## Direction
Bring together all lines of the material below that contain the string "Prevalence".

## Data tied to figure images
START

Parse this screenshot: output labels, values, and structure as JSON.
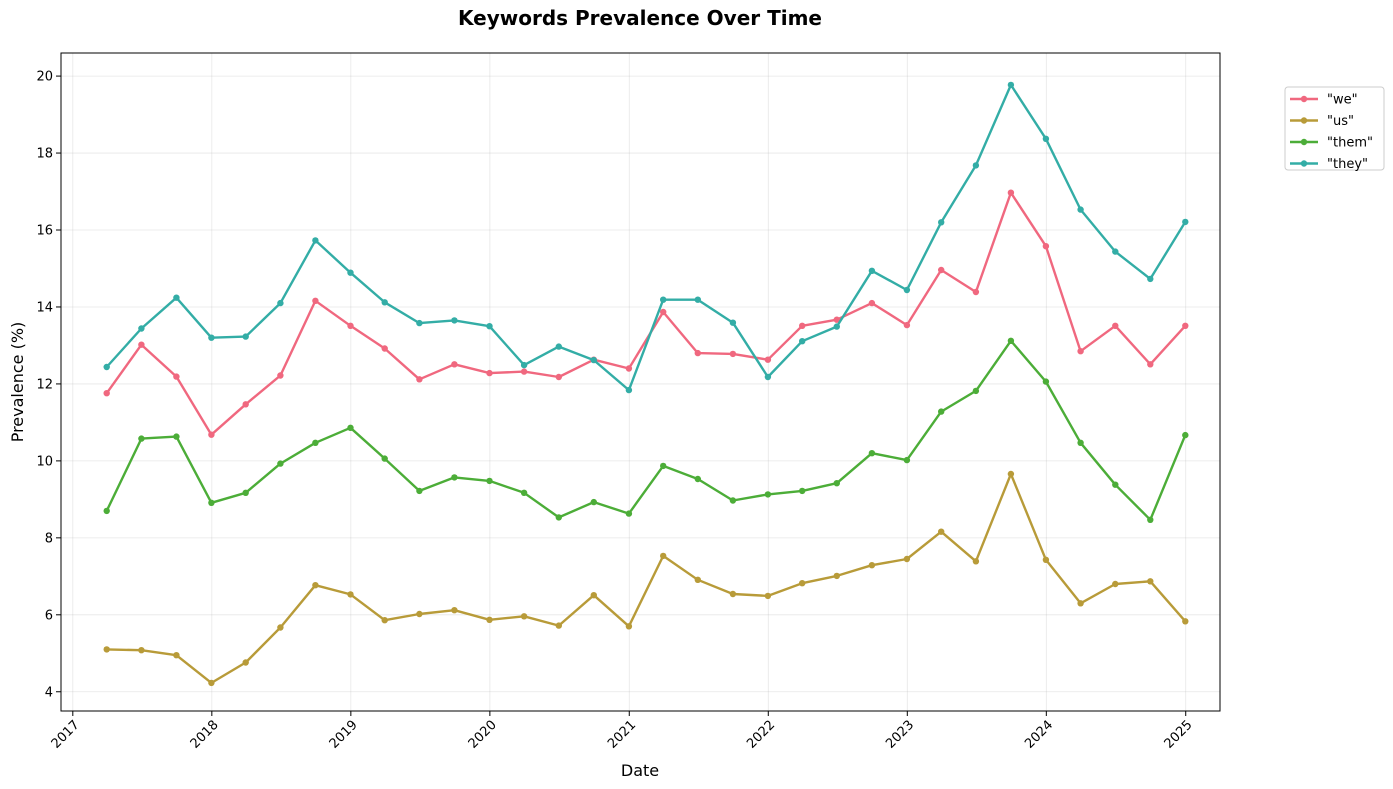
{
  "chart_data": {
    "type": "line",
    "title": "Keywords Prevalence Over Time",
    "xlabel": "Date",
    "ylabel": "Prevalence (%)",
    "x_ticks": [
      "2017",
      "2018",
      "2019",
      "2020",
      "2021",
      "2022",
      "2023",
      "2024",
      "2025"
    ],
    "y_ticks": [
      4,
      6,
      8,
      10,
      12,
      14,
      16,
      18,
      20
    ],
    "xlim": [
      "2016-12-01",
      "2025-04-01"
    ],
    "ylim": [
      3.5,
      20.6
    ],
    "grid": true,
    "legend_position": "upper-right-outside",
    "x": [
      "2017-03-31",
      "2017-06-30",
      "2017-09-30",
      "2017-12-31",
      "2018-03-31",
      "2018-06-30",
      "2018-09-30",
      "2018-12-31",
      "2019-03-31",
      "2019-06-30",
      "2019-09-30",
      "2019-12-31",
      "2020-03-31",
      "2020-06-30",
      "2020-09-30",
      "2020-12-31",
      "2021-03-31",
      "2021-06-30",
      "2021-09-30",
      "2021-12-31",
      "2022-03-31",
      "2022-06-30",
      "2022-09-30",
      "2022-12-31",
      "2023-03-31",
      "2023-06-30",
      "2023-09-30",
      "2023-12-31",
      "2024-03-31",
      "2024-06-30",
      "2024-09-30",
      "2024-12-31"
    ],
    "series": [
      {
        "name": "\"we\"",
        "color": "#f0687f",
        "values": [
          11.76,
          13.02,
          12.19,
          10.68,
          11.47,
          12.22,
          14.16,
          13.51,
          12.92,
          12.12,
          12.51,
          12.28,
          12.32,
          12.18,
          12.63,
          12.4,
          13.87,
          12.8,
          12.78,
          12.63,
          13.51,
          13.67,
          14.1,
          13.53,
          14.96,
          14.39,
          16.97,
          15.58,
          12.85,
          13.51,
          12.51,
          13.51
        ]
      },
      {
        "name": "\"us\"",
        "color": "#b89b39",
        "values": [
          5.1,
          5.08,
          4.95,
          4.23,
          4.76,
          5.67,
          6.77,
          6.53,
          5.86,
          6.02,
          6.12,
          5.87,
          5.96,
          5.72,
          6.51,
          5.7,
          7.53,
          6.91,
          6.54,
          6.49,
          6.82,
          7.01,
          7.29,
          7.45,
          8.16,
          7.39,
          9.66,
          7.43,
          6.3,
          6.8,
          6.87,
          5.83
        ]
      },
      {
        "name": "\"them\"",
        "color": "#4cad38",
        "values": [
          8.7,
          10.58,
          10.63,
          8.91,
          9.17,
          9.93,
          10.47,
          10.86,
          10.06,
          9.22,
          9.57,
          9.48,
          9.17,
          8.53,
          8.93,
          8.63,
          9.87,
          9.53,
          8.97,
          9.13,
          9.22,
          9.42,
          10.2,
          10.02,
          11.28,
          11.82,
          13.12,
          12.06,
          10.47,
          9.38,
          8.47,
          10.67
        ]
      },
      {
        "name": "\"they\"",
        "color": "#33ada6",
        "values": [
          12.44,
          13.44,
          14.24,
          13.2,
          13.23,
          14.1,
          15.73,
          14.89,
          14.12,
          13.58,
          13.65,
          13.5,
          12.49,
          12.97,
          12.62,
          11.84,
          14.19,
          14.19,
          13.59,
          12.18,
          13.11,
          13.49,
          14.94,
          14.44,
          16.2,
          17.68,
          19.77,
          18.37,
          16.53,
          15.44,
          14.73,
          16.21
        ]
      }
    ]
  }
}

END

## Exercise solution
    "title": "Keywords Prevalence Over Time",
    "ylabel": "Prevalence (%)",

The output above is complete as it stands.